# START OF Given entries
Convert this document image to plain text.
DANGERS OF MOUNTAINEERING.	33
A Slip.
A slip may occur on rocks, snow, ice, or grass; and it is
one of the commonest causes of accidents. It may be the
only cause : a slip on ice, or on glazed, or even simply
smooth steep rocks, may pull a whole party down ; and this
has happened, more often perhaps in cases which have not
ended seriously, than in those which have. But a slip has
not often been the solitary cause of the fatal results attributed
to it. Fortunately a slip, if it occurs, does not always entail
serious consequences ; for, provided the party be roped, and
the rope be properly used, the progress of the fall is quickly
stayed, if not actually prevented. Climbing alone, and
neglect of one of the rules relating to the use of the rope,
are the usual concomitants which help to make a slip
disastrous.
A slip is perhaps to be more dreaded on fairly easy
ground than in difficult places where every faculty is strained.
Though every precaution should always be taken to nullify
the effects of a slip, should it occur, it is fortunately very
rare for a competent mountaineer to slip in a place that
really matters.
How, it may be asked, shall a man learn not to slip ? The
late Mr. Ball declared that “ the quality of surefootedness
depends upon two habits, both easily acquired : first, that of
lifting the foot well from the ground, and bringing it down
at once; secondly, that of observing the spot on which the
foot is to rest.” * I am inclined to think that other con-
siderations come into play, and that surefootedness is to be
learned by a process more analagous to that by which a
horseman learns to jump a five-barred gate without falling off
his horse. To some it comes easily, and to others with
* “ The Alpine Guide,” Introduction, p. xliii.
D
# END OF Given entries
# START OF Given entries
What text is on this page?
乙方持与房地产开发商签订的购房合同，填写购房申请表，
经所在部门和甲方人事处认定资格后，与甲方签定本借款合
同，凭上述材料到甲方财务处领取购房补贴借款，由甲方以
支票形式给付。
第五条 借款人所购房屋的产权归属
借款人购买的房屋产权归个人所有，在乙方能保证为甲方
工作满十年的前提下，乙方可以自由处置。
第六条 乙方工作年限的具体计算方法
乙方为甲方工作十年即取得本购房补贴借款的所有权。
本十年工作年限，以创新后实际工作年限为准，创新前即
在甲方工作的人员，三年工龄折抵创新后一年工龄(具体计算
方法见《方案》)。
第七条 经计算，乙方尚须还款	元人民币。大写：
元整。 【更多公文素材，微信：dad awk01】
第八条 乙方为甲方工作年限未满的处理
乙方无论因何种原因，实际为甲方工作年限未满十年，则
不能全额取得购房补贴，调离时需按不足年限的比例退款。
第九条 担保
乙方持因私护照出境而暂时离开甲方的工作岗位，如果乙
# END OF Given entries
§ **Task directions**
From the entries above, pull out each line that includes "should".

§ **Output below**
Though every precaution should always be taken to nullify
the effects of a slip, should it occur, it is fortunately very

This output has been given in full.